SET EXERCISE: Search the material for "RIVLIN" and show all lines that contain it.

DATA ROWS:
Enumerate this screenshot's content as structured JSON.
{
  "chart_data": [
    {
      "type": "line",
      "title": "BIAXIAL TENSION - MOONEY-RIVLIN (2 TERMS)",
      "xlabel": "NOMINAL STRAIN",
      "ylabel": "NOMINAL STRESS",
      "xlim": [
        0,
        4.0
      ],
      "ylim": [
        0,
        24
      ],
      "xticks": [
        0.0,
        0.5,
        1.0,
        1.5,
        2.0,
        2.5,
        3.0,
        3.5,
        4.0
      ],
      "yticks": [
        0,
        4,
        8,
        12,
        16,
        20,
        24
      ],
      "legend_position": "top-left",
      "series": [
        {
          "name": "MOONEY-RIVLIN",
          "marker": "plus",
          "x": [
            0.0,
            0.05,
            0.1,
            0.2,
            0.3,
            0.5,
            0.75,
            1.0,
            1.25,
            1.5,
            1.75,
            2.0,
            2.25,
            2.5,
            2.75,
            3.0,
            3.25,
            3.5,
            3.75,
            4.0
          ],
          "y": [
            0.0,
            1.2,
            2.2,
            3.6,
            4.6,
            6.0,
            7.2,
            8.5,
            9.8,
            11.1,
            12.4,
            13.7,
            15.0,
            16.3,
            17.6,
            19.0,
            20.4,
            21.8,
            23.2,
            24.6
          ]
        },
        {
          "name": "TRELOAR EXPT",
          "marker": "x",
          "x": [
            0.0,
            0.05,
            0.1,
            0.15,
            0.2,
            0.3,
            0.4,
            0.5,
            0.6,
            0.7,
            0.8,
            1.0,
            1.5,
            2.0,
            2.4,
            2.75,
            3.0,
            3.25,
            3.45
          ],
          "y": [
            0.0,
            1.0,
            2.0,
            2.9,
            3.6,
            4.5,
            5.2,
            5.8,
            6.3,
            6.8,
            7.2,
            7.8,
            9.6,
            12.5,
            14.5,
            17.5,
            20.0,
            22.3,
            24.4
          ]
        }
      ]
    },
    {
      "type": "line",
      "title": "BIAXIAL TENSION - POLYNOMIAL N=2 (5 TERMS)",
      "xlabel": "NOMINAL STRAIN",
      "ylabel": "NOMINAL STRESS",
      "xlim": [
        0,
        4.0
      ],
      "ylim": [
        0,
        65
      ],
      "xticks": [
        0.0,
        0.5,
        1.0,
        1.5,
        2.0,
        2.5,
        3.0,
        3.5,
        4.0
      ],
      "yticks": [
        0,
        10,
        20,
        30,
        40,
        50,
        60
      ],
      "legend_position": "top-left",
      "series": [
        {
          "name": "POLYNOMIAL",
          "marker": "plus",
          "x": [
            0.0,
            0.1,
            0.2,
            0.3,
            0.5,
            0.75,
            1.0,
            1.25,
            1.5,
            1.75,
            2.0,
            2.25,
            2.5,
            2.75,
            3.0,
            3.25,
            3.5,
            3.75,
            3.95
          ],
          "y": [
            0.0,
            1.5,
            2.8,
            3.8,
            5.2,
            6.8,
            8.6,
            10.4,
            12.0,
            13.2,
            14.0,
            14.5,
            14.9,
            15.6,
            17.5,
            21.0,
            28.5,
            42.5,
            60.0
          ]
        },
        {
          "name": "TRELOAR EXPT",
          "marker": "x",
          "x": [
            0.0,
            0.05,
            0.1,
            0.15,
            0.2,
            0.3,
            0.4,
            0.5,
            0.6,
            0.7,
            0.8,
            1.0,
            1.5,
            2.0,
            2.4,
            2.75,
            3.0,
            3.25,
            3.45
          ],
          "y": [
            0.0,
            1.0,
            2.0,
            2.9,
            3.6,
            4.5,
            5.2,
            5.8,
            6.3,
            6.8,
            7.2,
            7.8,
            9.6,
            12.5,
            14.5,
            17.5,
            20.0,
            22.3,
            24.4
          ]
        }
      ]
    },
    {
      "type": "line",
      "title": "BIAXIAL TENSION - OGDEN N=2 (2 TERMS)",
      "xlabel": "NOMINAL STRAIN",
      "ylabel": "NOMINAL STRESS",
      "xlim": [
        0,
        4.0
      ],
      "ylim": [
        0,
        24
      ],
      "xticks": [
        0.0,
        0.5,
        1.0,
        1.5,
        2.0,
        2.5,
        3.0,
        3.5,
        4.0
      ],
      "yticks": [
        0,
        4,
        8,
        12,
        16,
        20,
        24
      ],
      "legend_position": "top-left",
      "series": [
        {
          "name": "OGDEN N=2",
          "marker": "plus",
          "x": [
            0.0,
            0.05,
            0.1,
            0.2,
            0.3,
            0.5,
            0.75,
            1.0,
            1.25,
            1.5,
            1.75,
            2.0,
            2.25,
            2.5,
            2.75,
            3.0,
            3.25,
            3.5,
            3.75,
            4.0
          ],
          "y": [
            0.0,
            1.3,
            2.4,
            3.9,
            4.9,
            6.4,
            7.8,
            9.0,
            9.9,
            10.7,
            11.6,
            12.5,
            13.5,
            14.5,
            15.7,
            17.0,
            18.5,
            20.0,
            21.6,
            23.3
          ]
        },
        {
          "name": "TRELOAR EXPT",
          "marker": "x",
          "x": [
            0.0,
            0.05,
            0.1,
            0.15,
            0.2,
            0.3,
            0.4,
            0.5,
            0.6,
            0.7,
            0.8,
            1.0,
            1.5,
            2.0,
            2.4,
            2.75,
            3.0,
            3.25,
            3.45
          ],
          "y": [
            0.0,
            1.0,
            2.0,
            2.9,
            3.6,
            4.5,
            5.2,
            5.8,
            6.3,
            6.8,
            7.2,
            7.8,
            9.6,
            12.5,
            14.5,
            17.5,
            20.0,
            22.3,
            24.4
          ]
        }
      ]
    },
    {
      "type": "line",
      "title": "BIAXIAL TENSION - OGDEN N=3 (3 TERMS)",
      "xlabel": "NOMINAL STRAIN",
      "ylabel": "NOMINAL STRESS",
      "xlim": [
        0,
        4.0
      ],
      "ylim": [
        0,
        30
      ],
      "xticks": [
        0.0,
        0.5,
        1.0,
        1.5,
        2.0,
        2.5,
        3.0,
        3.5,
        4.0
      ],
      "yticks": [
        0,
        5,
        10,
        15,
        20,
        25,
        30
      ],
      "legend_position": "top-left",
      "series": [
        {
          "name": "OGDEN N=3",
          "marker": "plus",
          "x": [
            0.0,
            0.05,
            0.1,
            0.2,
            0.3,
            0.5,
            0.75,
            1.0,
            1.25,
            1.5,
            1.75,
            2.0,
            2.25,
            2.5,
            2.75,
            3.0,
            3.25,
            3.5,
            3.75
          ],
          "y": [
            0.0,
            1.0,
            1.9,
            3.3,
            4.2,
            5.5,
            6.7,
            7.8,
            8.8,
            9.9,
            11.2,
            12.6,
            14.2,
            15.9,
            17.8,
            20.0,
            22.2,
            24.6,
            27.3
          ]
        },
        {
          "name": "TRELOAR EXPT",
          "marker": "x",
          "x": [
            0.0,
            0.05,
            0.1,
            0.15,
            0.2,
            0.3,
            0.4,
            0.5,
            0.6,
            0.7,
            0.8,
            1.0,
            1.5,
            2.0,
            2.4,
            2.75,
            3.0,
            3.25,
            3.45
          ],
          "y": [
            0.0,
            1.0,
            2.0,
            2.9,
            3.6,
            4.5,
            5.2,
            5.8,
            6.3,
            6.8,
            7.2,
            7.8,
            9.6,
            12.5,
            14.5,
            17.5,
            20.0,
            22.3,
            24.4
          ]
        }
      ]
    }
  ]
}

TASK RESPONSE:
      "title": "BIAXIAL TENSION - MOONEY-RIVLIN (2 TERMS)",
          "name": "MOONEY-RIVLIN",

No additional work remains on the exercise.